▶ **Task goal**: Filter the entries that follow, copying every line in which the word "this" appears.

(Dataset items)
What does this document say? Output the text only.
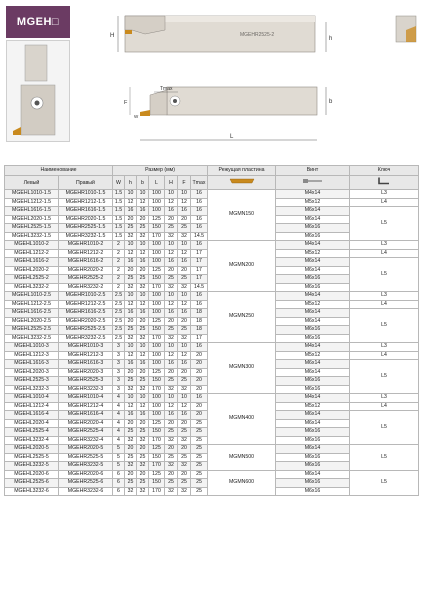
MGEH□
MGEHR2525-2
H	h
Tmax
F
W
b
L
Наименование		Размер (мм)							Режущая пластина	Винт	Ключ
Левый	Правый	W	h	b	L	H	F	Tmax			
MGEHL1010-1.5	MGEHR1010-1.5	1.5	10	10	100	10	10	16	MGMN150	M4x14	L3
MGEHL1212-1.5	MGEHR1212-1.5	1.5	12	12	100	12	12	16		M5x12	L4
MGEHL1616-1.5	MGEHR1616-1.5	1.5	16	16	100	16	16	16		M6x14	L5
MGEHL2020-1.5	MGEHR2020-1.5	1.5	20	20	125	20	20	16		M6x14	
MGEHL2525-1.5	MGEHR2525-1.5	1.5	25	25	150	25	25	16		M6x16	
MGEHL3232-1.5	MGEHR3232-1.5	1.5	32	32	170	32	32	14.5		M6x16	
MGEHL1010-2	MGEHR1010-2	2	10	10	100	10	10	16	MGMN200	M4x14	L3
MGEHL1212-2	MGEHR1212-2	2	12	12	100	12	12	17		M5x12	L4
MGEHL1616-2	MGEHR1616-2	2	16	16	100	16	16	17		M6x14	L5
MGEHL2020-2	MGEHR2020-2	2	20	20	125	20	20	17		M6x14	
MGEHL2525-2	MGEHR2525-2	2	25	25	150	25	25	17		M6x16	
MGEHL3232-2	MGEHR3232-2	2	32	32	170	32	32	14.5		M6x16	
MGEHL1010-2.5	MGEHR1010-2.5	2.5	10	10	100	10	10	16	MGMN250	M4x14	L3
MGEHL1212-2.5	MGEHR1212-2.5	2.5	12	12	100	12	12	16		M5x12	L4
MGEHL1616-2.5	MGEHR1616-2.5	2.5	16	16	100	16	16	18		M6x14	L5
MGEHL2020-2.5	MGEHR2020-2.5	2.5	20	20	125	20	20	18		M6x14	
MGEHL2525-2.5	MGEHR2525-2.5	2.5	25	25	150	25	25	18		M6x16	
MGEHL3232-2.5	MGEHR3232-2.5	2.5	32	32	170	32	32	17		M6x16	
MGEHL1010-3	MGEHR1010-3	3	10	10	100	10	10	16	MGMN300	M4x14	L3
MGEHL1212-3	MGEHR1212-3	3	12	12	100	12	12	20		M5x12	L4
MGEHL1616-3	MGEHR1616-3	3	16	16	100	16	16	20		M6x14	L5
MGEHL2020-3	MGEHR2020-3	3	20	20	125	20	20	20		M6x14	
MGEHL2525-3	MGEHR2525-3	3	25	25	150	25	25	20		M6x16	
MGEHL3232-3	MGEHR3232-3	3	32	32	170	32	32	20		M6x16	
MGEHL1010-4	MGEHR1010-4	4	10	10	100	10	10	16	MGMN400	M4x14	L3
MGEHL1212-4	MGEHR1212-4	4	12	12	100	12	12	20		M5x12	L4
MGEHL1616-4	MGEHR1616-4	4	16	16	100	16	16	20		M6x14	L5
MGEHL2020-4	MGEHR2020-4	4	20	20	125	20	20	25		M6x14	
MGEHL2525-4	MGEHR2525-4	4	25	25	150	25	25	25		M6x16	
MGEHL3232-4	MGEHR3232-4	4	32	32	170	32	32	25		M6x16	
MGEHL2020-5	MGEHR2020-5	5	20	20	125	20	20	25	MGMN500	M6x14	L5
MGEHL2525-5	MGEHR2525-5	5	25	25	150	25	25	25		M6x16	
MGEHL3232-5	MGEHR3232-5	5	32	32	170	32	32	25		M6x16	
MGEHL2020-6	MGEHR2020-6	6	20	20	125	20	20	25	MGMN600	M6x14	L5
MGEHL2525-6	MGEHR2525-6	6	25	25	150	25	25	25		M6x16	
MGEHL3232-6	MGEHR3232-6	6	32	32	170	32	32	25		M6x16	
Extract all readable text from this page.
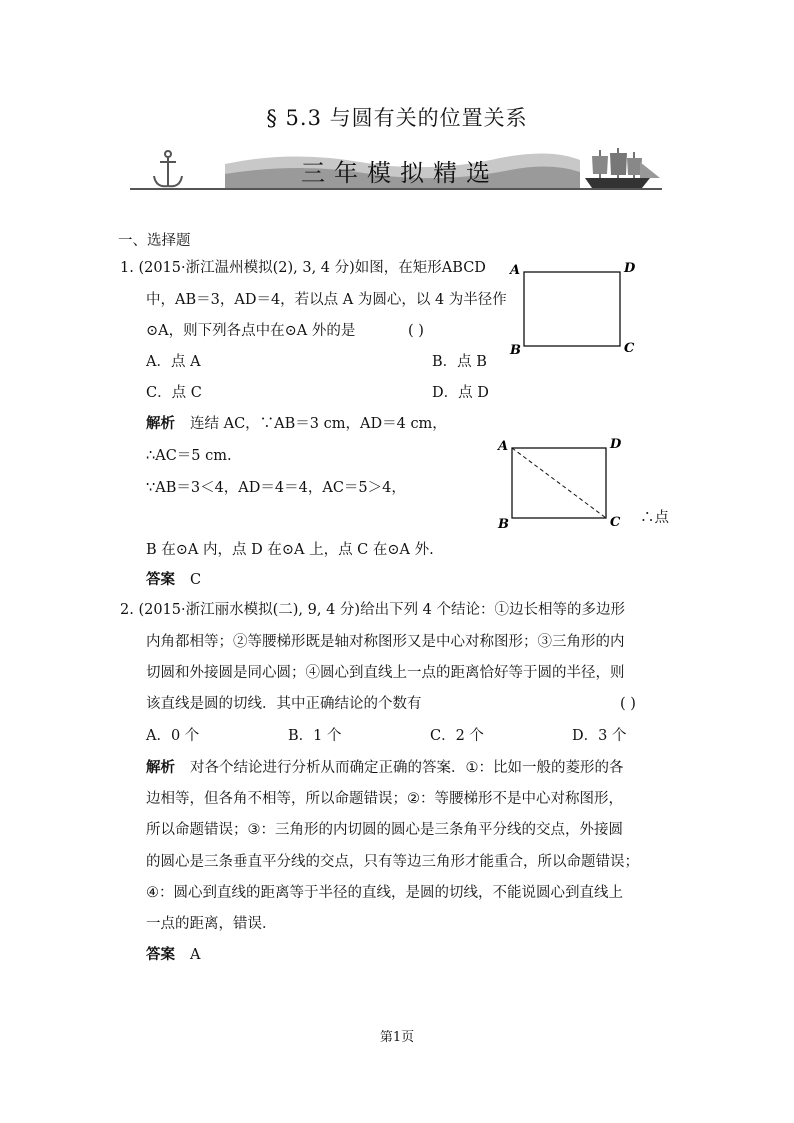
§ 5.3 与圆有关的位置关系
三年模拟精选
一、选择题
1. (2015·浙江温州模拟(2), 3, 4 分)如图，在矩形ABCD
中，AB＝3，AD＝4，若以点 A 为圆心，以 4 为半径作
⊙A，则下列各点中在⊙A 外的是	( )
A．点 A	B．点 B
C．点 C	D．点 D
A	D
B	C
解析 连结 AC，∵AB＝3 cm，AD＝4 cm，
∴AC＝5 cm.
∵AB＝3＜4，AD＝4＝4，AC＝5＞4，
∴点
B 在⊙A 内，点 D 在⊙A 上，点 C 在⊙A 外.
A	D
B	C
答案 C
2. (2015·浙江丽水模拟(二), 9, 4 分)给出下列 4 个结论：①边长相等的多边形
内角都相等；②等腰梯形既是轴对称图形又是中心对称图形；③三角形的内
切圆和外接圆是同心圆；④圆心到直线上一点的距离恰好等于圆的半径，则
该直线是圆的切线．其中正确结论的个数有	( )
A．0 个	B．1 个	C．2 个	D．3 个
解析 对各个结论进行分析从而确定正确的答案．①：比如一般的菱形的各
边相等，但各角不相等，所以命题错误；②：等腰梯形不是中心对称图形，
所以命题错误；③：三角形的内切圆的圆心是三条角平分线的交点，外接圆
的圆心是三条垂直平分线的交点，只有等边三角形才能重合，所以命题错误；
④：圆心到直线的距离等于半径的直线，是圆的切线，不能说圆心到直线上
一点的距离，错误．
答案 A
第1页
==
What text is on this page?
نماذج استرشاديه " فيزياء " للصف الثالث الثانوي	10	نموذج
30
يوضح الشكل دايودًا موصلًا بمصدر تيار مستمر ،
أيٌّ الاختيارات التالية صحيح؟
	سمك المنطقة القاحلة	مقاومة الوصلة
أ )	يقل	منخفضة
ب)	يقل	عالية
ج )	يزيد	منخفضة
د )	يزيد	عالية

▶ **Exercise result**:
What does this document say? Output the text only.
Extract all readable text from this page.
What text is on this page?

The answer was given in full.